_QUOTED PASSAGE_
PIPELINES AND STORAGE TANKS. Deteriorated or damaged gas and oil supply lines, and leaky storage tanks, can result in the entrance of large quantities of petroleum products into ground water. (Some of the most notorious cases have involved old, rusted-out tanks at filling stations.)
HIGHWAY SALT: Storage piles for the salt that is used to melt ice in northern states have been cited as sources of the excessive sodium found in some private wells. Furthermore, the use of such salt on the highways is a widespread, though less concentrated, cause of water contamination.
MINING: Surface and ground-water supplies can become contaminated through mining activities. Stories of the acidification of streams in Appalachia are now legion, and underground mining has caused some serious ground-water pollution.
The traditional tests for water safety include measuring bacteria (such as the familiar coliform indicator) and sometimes hardness, total suspended solids, and nitrates. Most of the people we've talked with have found that their local health inspectors are unable to go beyond such rudimentary tests, and when you find out what it costs to check for just the most common toxic elements and chemicals you'll understand why. For example, to have samples examined for just the 16 substances included in the EPA's Interim Safe Drinking Water Standards costs at least $500, and testing for basic volatile organic chemicals runs a minimum of several hundred dollars more.
As you can see, then, it's not too practical to have your drinking supply examined for every potential contaminant. Instead, the best approach is probably to attempt to determine what could be polluting your water (the sources listed above are likely worth checking out). At that point, if you have reason to believe that a particular contaminant could be present, you might be able to persuade your neighbors that it would be worthwhile to chip in toward a $50-$200 test for that single substance.
Methods are available for removing many pollutants from drinking water, but the technology used must be suited to the specific problem you're trying to solve. Aeration, granulated activated carbon (GAC), and reverse osmosis are all techniques currently recognized by the EPA to be effective against some of the chemicals listed under the Interim Regulations and the Suggested No Adverse Response Levels (see the Toxic Contaminants Table). In many cases, however, there is no generally accepted treatment method (that frequently mentioned chemical trichloroethylene is an example of a substance that can't presently be removed).
There's little doubt that a properly used, high-quality treatment system will offer some protection against toxic chemicals in your drinking water, but it's no guarantee of safety. And to be effective against even the treatable pollutants, the system must not be overloaded (GAC, for example, requires at least a half-hour of contact to be effective against some chemicals), and it must be properly maintained.
The regulations and the intent of the Clean Water Act have done a great deal to begin the process of cleaning up our lakes and streams. Anyone who's sniffed — or even just looked at — the Hudson in New York, the Cuyahoga in Ohio, or the Missouri along its course in recent years can't help but tell the difference from the conditions these waterways were in two decades ago. Unfortunately, these sensory improvements are far from adequate, since some of the "sophisticated" contaminants that are just now being recognized are both clear and odorless. Therefore, we have a new lesson to learn about water: Looks aren't everything.
Furthermore, the provisions of the Clean Water Act are of little help in protecting ground water — the pollution of which, many scientists believe, is one of our most serious environmental problems. Because ground water moves so slowly (the period required for complete volume replacement of the liquid in an aquifer is roughly 120 years), contamination may take decades to show up. And once it's fouled, there's little that can be done to clean up ground water. (For example, the EPA has actually "written off" the Mill Creek Aquifer in Jefferson County, Kentucky because of iron and nitrates!) Since about 50% of the U.S. population depends on ground water for drinking supplies (and the percentage is increasing), preserving its quality should be a top priority.

Items in a dataset

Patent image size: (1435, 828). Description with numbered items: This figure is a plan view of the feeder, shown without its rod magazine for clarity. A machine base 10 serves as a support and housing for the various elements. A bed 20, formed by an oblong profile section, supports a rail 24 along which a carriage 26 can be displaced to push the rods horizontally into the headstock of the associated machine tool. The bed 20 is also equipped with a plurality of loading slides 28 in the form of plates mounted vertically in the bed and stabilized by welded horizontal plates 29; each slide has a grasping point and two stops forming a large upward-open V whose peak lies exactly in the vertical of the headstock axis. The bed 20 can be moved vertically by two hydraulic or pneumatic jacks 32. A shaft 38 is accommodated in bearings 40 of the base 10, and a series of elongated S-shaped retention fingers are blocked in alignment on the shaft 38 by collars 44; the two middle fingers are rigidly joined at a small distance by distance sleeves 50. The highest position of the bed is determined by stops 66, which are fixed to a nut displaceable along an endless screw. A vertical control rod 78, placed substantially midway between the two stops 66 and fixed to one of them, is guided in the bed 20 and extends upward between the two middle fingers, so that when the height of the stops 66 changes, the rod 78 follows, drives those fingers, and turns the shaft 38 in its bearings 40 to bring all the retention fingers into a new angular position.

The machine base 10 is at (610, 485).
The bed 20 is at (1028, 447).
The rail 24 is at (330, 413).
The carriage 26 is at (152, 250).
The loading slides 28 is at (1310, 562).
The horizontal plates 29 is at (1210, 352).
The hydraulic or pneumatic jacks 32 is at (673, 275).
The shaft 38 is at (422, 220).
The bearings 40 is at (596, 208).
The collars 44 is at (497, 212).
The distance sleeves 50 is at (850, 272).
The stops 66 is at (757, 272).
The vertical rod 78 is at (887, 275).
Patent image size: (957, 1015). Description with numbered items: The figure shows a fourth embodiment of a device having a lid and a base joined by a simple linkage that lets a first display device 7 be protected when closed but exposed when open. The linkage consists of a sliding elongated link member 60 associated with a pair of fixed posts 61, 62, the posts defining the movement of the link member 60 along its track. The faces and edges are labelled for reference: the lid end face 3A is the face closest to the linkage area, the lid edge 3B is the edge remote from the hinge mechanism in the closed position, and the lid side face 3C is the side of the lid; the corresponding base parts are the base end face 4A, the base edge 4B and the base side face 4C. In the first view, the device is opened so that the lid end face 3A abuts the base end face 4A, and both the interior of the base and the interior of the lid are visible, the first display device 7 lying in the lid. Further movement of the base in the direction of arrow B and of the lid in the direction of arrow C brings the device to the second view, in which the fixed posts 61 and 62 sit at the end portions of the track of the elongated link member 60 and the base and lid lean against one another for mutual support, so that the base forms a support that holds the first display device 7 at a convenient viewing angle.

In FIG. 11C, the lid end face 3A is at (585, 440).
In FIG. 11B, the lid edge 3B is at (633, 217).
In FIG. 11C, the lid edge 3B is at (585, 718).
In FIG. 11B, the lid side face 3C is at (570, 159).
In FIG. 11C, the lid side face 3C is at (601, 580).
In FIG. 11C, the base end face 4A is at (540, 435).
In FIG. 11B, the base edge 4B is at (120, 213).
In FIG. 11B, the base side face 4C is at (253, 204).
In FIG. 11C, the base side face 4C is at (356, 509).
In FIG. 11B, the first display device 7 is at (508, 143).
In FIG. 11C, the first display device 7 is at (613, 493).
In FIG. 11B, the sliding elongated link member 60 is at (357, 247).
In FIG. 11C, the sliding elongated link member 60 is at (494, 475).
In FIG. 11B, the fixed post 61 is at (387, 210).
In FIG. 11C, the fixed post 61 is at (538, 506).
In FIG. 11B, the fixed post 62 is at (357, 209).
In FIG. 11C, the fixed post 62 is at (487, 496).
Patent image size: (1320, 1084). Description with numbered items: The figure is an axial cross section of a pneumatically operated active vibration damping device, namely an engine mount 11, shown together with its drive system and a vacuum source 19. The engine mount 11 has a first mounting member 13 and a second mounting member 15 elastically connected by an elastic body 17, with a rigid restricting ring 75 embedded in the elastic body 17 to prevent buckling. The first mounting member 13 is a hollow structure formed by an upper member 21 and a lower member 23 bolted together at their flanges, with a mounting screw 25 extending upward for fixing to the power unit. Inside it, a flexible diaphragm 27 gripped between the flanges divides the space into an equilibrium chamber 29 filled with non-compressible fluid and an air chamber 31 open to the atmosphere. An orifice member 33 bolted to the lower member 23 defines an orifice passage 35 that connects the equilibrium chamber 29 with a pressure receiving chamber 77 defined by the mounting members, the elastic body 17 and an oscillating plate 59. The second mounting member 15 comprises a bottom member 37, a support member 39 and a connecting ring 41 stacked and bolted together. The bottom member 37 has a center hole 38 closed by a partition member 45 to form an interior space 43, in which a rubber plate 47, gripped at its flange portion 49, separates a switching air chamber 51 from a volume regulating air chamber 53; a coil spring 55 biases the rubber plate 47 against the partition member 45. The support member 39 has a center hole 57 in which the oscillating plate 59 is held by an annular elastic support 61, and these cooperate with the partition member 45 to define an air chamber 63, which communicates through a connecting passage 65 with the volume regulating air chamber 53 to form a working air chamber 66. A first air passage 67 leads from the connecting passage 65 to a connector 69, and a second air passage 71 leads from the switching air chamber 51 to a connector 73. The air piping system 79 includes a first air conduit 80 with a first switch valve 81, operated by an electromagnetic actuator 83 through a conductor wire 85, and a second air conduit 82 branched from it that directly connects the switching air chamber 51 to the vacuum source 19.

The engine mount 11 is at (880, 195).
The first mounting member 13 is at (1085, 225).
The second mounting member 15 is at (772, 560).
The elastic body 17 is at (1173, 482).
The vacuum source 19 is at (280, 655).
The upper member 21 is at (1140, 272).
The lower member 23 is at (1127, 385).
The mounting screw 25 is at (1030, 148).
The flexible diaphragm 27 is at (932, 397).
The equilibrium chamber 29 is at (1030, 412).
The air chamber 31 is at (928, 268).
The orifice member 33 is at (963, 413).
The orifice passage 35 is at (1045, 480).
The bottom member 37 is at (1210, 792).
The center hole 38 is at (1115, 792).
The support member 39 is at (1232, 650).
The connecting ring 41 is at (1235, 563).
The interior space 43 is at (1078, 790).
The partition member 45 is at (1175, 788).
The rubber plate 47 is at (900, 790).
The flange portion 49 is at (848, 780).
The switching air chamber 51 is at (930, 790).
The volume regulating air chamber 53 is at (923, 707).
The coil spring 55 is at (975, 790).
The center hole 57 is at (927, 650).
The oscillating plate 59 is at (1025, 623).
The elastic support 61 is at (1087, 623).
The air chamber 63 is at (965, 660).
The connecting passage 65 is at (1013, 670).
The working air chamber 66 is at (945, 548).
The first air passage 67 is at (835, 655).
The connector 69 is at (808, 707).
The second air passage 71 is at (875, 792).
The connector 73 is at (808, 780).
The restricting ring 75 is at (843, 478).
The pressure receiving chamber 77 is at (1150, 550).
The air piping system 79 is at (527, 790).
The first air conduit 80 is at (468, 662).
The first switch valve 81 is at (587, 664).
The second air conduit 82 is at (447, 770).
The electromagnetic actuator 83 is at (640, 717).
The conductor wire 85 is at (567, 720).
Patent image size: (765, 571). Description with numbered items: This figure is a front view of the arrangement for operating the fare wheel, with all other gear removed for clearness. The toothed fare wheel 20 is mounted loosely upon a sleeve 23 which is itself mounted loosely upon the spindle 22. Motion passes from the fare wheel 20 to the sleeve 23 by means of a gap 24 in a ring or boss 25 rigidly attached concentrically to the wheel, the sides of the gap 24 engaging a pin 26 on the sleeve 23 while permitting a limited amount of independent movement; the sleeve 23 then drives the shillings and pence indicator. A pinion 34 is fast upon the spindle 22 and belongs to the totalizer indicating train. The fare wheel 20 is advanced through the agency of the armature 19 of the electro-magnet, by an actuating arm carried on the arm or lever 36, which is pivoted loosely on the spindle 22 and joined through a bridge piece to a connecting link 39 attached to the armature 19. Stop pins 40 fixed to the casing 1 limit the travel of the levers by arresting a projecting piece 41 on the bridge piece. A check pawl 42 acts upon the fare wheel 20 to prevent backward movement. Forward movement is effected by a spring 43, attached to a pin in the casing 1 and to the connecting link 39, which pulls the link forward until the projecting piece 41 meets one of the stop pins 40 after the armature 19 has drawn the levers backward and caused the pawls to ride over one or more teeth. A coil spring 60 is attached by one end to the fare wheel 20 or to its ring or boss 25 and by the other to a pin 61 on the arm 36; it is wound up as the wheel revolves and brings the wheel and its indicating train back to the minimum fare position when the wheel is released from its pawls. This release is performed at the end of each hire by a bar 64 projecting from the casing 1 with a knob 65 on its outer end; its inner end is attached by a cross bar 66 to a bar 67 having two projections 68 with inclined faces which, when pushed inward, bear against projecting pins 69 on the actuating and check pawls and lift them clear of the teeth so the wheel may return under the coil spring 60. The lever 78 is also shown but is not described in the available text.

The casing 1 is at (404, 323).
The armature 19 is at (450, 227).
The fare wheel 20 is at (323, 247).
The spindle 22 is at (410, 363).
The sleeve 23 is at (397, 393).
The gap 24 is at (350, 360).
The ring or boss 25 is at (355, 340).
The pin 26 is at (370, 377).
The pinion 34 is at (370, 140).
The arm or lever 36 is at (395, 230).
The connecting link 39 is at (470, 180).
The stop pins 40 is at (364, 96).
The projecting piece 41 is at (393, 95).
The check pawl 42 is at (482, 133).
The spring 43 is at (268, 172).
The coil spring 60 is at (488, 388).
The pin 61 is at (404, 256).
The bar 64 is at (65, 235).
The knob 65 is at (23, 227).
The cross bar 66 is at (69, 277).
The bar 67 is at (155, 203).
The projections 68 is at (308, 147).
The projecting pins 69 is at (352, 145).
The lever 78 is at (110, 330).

_WHAT YOU SHOULD DO_
Pick up the piece on drinking water pollution right after its last sentence and keep writing it.

_ANSWER TO THIS PROBLEM_
Obviously, federal regulations and agencies aren't doing an adequate job of protecting our water resources, and the present administration has yet to offer any real hope for an increase in the EPA's effectiveness. There are, however, a number of already available statutes that can be put to good use by concerned citizens.
THE CLEAN WATER ACT. Also known as the Water Pollution Control Act, the CWA's stated goal is to make all surface water "fishable and swimmable" by 1983 (oops!) and to eliminate all discharge of pollutants by 1985. The EPA implements this act with the National Pollutant Discharge Elimination System, and issues permits based on discharge standards. Largely as a result of public interest group lawsuits, the EPA designated 129 "priority pollutants" in 1976, but standards have been established for only eight of them to date.
We’ve previously outlined some of the attacks on the Clean Water Act that are being supported by the Reagan administration. Continuing public support for strong antipollution regulations is extremely important, and additional pressure will have to be exerted to bring about the controls that are already called for by the law.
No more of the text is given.